# EXERCISE:
Filter the listing and keep only the lines with the word "port".

# EXERCISE MATERIAL:
══════════

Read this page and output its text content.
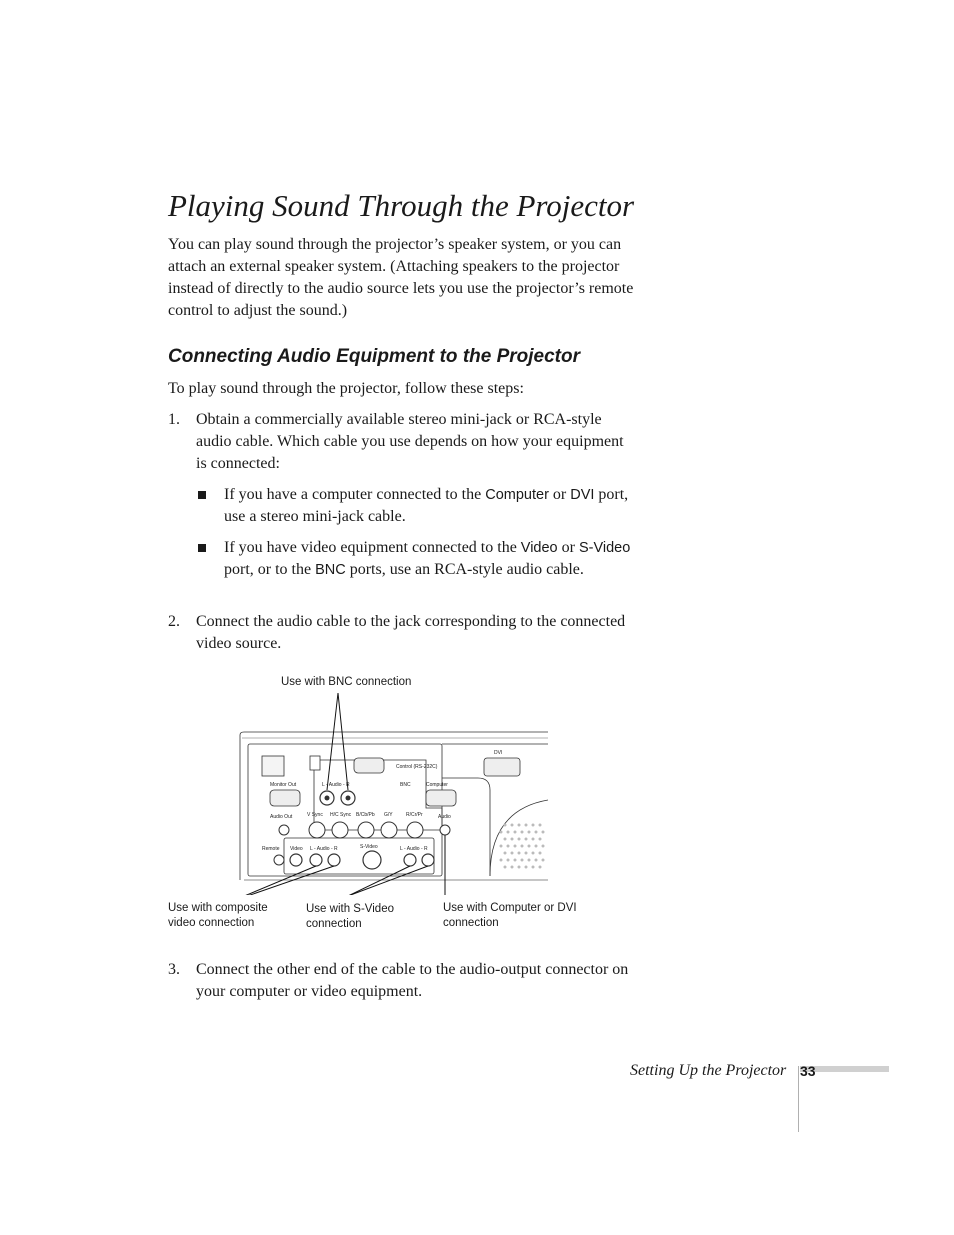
Playing Sound Through the Projector

You can play sound through the projector’s speaker system, or you can attach an external speaker system. (Attaching speakers to the projector instead of directly to the audio source lets you use the projector’s remote control to adjust the sound.)

Connecting Audio Equipment to the Projector

To play sound through the projector, follow these steps:

1. Obtain a commercially available stereo mini-jack or RCA-style audio cable. Which cable you use depends on how your equipment is connected:
If you have a computer connected to the Computer or DVI port, use a stereo mini-jack cable.
If you have video equipment connected to the Video or S-Video port, or to the BNC ports, use an RCA-style audio cable.
2. Connect the audio cable to the jack corresponding to the connected video source.
Use with BNC connection
Monitor Out
Audio Out
Remote Video L - Audio - R	S-Video	L - Audio - R
L - Audio - R
Control (RS-232C)
DVI
Computer
BNC
Audio
V Sync H/C Sync B/Cb/Pb G/Y	R/Cr/Pr
Use with composite
video connection
Use with S-Video
connection
Use with Computer or DVI
connection
3. Connect the other end of the cable to the audio-output connector on your computer or video equipment.
Setting Up the Projector 33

══════════

# OUTPUT FOR THIS TASK:
If you have a computer connected to the Computer or DVI port, use a stereo mini-jack cable.
If you have video equipment connected to the Video or S-Video port, or to the BNC ports, use an RCA-style audio cable.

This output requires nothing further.